[STATED TASK]: State how many lines of the data contain the word "this", and write nothing besides the number.

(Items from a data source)
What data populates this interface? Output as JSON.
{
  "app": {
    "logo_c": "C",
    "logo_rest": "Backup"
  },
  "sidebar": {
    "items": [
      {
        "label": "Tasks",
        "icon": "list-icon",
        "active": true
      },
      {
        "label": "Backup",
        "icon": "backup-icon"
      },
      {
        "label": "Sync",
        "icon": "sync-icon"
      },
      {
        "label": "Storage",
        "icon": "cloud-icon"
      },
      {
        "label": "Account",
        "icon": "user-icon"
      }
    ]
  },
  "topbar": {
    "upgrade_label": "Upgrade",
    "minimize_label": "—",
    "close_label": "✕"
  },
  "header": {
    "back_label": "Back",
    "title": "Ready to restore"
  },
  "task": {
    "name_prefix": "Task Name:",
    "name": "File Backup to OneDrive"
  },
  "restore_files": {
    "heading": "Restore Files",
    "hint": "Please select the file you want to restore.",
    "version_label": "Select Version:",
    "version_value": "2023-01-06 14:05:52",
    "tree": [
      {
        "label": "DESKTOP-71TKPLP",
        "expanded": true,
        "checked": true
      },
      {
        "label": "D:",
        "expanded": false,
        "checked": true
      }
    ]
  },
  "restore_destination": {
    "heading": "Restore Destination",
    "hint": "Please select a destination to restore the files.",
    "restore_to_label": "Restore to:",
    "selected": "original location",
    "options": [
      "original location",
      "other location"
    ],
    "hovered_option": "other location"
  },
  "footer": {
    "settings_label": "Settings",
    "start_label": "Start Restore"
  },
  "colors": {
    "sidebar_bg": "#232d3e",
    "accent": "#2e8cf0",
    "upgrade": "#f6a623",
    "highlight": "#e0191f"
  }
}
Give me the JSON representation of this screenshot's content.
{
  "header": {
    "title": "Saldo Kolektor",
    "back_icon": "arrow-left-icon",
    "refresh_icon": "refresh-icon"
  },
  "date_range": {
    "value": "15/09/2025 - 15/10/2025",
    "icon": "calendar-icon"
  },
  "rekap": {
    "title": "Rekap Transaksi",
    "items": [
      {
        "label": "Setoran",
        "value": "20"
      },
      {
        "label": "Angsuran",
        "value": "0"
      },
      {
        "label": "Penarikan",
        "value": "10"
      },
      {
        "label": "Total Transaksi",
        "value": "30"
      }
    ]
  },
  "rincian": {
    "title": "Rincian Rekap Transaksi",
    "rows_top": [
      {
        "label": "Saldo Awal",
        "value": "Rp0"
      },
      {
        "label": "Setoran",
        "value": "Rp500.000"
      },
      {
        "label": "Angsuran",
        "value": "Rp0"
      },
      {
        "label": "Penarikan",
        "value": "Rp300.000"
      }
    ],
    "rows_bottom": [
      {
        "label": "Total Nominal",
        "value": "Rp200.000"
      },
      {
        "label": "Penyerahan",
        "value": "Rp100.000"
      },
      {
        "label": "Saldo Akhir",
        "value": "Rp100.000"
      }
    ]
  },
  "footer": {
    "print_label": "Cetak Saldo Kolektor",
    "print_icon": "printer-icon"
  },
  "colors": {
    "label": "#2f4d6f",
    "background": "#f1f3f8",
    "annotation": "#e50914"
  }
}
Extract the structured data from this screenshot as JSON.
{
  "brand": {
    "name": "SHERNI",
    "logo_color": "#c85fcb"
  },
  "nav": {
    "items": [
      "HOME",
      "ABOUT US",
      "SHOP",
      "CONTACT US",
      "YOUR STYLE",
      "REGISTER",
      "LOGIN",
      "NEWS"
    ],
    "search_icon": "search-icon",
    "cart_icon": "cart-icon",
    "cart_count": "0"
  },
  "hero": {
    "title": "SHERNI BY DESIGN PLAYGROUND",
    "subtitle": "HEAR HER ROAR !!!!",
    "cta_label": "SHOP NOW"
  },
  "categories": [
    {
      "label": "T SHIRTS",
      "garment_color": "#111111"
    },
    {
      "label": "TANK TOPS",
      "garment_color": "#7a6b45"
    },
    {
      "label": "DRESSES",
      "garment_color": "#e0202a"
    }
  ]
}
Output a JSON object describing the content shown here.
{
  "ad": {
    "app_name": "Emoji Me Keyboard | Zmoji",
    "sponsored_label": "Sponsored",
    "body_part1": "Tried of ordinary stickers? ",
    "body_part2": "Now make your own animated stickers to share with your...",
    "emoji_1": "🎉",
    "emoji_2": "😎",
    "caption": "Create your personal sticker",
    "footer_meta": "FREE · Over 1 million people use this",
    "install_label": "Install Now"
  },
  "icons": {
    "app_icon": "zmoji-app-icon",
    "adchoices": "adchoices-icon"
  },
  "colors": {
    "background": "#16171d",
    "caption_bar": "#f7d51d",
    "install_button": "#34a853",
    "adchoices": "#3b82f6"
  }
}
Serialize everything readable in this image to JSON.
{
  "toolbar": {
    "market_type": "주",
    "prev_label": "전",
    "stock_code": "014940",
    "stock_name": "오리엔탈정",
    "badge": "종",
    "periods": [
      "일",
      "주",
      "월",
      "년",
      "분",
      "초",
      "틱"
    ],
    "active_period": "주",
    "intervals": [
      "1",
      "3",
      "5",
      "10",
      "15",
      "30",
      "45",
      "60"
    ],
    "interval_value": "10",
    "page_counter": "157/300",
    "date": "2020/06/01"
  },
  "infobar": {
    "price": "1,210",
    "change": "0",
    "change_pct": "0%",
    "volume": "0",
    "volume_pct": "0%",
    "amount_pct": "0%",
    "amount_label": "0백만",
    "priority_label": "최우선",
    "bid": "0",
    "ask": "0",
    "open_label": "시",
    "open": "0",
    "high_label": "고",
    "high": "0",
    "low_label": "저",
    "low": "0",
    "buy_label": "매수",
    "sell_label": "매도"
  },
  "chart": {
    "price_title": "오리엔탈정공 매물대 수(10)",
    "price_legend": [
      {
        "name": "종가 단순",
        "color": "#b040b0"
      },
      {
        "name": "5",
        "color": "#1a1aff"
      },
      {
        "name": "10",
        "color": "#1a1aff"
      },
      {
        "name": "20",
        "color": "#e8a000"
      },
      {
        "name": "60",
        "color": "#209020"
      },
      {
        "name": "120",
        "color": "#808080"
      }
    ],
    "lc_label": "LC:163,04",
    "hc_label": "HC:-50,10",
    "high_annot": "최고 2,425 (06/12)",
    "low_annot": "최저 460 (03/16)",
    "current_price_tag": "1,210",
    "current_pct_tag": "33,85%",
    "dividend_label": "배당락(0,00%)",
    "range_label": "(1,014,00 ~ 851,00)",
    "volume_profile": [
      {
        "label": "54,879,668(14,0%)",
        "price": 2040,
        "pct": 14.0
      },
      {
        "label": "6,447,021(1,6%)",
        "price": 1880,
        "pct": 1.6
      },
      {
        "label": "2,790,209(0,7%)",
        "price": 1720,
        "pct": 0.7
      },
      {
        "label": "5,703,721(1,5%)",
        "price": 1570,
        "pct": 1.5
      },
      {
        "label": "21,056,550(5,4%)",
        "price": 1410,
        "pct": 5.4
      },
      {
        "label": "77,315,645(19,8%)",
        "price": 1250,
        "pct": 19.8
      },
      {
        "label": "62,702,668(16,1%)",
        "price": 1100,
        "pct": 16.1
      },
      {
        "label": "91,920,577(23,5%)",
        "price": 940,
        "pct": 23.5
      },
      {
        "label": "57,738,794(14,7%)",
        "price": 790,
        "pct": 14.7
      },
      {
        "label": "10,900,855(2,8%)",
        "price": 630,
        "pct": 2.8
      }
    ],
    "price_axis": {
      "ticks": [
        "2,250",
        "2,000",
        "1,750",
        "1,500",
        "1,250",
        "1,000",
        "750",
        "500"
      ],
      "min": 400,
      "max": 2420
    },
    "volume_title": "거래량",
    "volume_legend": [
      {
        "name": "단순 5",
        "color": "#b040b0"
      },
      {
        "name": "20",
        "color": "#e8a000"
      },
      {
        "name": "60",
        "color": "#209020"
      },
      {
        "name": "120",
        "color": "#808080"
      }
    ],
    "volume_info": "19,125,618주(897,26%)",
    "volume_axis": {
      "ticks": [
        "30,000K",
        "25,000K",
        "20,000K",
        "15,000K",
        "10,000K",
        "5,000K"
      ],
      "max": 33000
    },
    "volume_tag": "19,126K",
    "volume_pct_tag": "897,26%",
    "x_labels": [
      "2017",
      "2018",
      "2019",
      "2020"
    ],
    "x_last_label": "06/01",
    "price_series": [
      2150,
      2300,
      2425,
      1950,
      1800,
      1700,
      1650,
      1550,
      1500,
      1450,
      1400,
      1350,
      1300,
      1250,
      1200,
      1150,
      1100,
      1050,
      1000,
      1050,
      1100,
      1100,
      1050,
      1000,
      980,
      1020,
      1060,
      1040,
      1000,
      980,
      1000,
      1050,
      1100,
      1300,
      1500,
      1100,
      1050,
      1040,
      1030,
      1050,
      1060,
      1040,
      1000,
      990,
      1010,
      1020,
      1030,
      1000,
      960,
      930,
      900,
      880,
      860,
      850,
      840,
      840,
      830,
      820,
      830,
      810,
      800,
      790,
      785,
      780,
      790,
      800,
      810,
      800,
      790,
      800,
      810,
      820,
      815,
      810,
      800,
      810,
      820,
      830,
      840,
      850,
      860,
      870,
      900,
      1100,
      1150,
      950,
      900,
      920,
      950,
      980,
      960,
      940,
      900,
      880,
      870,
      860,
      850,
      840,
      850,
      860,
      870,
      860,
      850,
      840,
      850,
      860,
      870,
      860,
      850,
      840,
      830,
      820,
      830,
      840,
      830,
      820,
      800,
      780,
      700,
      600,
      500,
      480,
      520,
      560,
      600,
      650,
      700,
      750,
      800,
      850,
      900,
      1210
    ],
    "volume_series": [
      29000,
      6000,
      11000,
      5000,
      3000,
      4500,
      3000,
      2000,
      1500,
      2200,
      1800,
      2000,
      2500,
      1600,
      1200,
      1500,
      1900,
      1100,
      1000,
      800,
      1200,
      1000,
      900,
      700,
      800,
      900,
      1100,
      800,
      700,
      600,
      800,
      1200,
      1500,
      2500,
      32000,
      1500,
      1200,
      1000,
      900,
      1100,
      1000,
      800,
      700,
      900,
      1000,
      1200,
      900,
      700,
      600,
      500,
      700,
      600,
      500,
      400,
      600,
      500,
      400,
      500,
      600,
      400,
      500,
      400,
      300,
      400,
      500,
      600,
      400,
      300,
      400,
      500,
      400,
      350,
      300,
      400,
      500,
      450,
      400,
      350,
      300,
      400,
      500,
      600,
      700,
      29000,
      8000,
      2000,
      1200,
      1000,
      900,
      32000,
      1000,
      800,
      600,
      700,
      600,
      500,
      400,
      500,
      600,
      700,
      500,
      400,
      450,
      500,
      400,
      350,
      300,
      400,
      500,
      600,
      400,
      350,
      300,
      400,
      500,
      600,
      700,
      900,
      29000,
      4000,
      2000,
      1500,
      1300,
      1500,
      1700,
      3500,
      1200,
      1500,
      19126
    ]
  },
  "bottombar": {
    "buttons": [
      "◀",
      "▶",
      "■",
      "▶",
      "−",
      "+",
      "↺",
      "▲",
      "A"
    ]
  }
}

[EXERCISE OUTPUT]: 5